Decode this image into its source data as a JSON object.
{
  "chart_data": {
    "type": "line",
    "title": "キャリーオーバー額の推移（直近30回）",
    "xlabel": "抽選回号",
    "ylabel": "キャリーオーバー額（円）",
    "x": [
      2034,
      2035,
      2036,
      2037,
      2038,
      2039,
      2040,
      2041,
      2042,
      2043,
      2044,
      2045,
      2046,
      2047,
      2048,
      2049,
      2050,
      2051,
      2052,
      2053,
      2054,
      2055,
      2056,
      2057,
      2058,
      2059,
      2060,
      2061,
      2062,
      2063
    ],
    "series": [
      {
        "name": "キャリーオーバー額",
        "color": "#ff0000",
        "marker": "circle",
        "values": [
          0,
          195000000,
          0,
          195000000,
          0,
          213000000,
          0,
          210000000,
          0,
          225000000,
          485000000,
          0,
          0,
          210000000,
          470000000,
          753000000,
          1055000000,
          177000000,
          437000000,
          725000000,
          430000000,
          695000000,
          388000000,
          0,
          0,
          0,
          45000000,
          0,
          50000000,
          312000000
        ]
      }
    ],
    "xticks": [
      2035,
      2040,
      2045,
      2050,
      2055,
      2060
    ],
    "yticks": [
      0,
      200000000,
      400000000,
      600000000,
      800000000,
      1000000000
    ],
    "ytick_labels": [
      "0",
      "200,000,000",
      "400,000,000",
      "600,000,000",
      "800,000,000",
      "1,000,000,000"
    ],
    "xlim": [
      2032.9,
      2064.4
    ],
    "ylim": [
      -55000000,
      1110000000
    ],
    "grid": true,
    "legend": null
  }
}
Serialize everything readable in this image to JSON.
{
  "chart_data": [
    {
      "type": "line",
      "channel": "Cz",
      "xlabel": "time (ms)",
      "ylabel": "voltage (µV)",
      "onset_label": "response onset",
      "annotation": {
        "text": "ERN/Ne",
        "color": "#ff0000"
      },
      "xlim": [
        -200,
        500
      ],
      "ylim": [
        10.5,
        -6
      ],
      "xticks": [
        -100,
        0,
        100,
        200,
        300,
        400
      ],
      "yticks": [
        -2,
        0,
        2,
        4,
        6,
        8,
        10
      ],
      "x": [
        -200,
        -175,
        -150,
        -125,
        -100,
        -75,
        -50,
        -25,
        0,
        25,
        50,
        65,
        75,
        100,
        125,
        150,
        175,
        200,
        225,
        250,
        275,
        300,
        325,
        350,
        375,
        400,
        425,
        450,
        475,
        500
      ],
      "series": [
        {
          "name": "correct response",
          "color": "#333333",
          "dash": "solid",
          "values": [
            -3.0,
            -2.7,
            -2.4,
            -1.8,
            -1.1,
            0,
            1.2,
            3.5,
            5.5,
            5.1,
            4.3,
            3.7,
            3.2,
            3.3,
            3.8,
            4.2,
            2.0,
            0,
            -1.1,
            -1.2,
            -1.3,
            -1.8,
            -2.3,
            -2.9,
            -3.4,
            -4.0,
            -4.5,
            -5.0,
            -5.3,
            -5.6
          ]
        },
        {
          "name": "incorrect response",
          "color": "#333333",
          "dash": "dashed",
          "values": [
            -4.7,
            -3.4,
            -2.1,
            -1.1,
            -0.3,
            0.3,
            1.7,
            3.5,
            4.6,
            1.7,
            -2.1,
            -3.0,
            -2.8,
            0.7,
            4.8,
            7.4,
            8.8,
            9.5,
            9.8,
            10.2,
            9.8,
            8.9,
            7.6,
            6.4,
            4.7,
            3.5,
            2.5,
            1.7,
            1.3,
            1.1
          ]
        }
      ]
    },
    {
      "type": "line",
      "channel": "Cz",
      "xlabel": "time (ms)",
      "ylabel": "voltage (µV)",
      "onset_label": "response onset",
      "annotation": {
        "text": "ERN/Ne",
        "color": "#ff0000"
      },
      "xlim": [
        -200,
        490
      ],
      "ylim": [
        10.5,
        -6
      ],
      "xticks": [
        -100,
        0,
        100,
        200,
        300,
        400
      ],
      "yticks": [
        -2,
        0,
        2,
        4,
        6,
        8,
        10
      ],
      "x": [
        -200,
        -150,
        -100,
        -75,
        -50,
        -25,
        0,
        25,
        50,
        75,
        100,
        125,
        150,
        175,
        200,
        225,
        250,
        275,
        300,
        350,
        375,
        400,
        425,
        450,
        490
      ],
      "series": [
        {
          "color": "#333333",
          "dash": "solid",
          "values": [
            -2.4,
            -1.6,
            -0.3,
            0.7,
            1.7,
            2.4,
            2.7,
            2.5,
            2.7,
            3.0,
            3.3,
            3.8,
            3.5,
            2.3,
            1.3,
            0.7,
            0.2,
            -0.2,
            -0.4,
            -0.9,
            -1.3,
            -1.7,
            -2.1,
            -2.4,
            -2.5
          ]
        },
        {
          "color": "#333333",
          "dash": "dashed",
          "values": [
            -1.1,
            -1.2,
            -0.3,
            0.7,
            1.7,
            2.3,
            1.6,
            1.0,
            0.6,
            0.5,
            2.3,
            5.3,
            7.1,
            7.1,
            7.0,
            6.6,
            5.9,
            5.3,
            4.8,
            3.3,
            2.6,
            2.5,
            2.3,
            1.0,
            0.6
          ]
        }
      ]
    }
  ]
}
=======
#### EXERCISE PROMPT:
Each line of the material above needs to be quoted exactly, please.

#### RESULT:
Decode this image into its source data as a JSON object.
{
  "chart_data": {
    "type": "line",
    "title": "キャリーオーバー額の推移（直近30回）",
    "xlabel": "抽選回号",
    "ylabel": "キャリーオーバー額（円）",
    "x": [
      2034,
      2035,
      2036,
      2037,
      2038,
      2039,
      2040,
      2041,
      2042,
      2043,
      2044,
      2045,
      2046,
      2047,
      2048,
      2049,
      2050,
      2051,
      2052,
      2053,
      2054,
      2055,
      2056,
      2057,
      2058,
      2059,
      2060,
      2061,
      2062,
      2063
    ],
    "series": [
      {
        "name": "キャリーオーバー額",
        "color": "#ff0000",
        "marker": "circle",
        "values": [
          0,
          195000000,
          0,
          195000000,
          0,
          213000000,
          0,
          210000000,
          0,
          225000000,
          485000000,
          0,
          0,
          210000000,
          470000000,
          753000000,
          1055000000,
          177000000,
          437000000,
          725000000,
          430000000,
          695000000,
          388000000,
          0,
          0,
          0,
          45000000,
          0,
          50000000,
          312000000
        ]
      }
    ],
    "xticks": [
      2035,
      2040,
      2045,
      2050,
      2055,
      2060
    ],
    "yticks": [
      0,
      200000000,
      400000000,
      600000000,
      800000000,
      1000000000
    ],
    "ytick_labels": [
      "0",
      "200,000,000",
      "400,000,000",
      "600,000,000",
      "800,000,000",
      "1,000,000,000"
    ],
    "xlim": [
      2032.9,
      2064.4
    ],
    "ylim": [
      -55000000,
      1110000000
    ],
    "grid": true,
    "legend": null
  }
}
Serialize everything readable in this image to JSON.
{
  "chart_data": [
    {
      "type": "line",
      "channel": "Cz",
      "xlabel": "time (ms)",
      "ylabel": "voltage (µV)",
      "onset_label": "response onset",
      "annotation": {
        "text": "ERN/Ne",
        "color": "#ff0000"
      },
      "xlim": [
        -200,
        500
      ],
      "ylim": [
        10.5,
        -6
      ],
      "xticks": [
        -100,
        0,
        100,
        200,
        300,
        400
      ],
      "yticks": [
        -2,
        0,
        2,
        4,
        6,
        8,
        10
      ],
      "x": [
        -200,
        -175,
        -150,
        -125,
        -100,
        -75,
        -50,
        -25,
        0,
        25,
        50,
        65,
        75,
        100,
        125,
        150,
        175,
        200,
        225,
        250,
        275,
        300,
        325,
        350,
        375,
        400,
        425,
        450,
        475,
        500
      ],
      "series": [
        {
          "name": "correct response",
          "color": "#333333",
          "dash": "solid",
          "values": [
            -3.0,
            -2.7,
            -2.4,
            -1.8,
            -1.1,
            0,
            1.2,
            3.5,
            5.5,
            5.1,
            4.3,
            3.7,
            3.2,
            3.3,
            3.8,
            4.2,
            2.0,
            0,
            -1.1,
            -1.2,
            -1.3,
            -1.8,
            -2.3,
            -2.9,
            -3.4,
            -4.0,
            -4.5,
            -5.0,
            -5.3,
            -5.6
          ]
        },
        {
          "name": "incorrect response",
          "color": "#333333",
          "dash": "dashed",
          "values": [
            -4.7,
            -3.4,
            -2.1,
            -1.1,
            -0.3,
            0.3,
            1.7,
            3.5,
            4.6,
            1.7,
            -2.1,
            -3.0,
            -2.8,
            0.7,
            4.8,
            7.4,
            8.8,
            9.5,
            9.8,
            10.2,
            9.8,
            8.9,
            7.6,
            6.4,
            4.7,
            3.5,
            2.5,
            1.7,
            1.3,
            1.1
          ]
        }
      ]
    },
    {
      "type": "line",
      "channel": "Cz",
      "xlabel": "time (ms)",
      "ylabel": "voltage (µV)",
      "onset_label": "response onset",
      "annotation": {
        "text": "ERN/Ne",
        "color": "#ff0000"
      },
      "xlim": [
        -200,
        490
      ],
      "ylim": [
        10.5,
        -6
      ],
      "xticks": [
        -100,
        0,
        100,
        200,
        300,
        400
      ],
      "yticks": [
        -2,
        0,
        2,
        4,
        6,
        8,
        10
      ],
      "x": [
        -200,
        -150,
        -100,
        -75,
        -50,
        -25,
        0,
        25,
        50,
        75,
        100,
        125,
        150,
        175,
        200,
        225,
        250,
        275,
        300,
        350,
        375,
        400,
        425,
        450,
        490
      ],
      "series": [
        {
          "color": "#333333",
          "dash": "solid",
          "values": [
            -2.4,
            -1.6,
            -0.3,
            0.7,
            1.7,
            2.4,
            2.7,
            2.5,
            2.7,
            3.0,
            3.3,
            3.8,
            3.5,
            2.3,
            1.3,
            0.7,
            0.2,
            -0.2,
            -0.4,
            -0.9,
            -1.3,
            -1.7,
            -2.1,
            -2.4,
            -2.5
          ]
        },
        {
          "color": "#333333",
          "dash": "dashed",
          "values": [
            -1.1,
            -1.2,
            -0.3,
            0.7,
            1.7,
            2.3,
            1.6,
            1.0,
            0.6,
            0.5,
            2.3,
            5.3,
            7.1,
            7.1,
            7.0,
            6.6,
            5.9,
            5.3,
            4.8,
            3.3,
            2.6,
            2.5,
            2.3,
            1.0,
            0.6
          ]
        }
      ]
    }
  ]
}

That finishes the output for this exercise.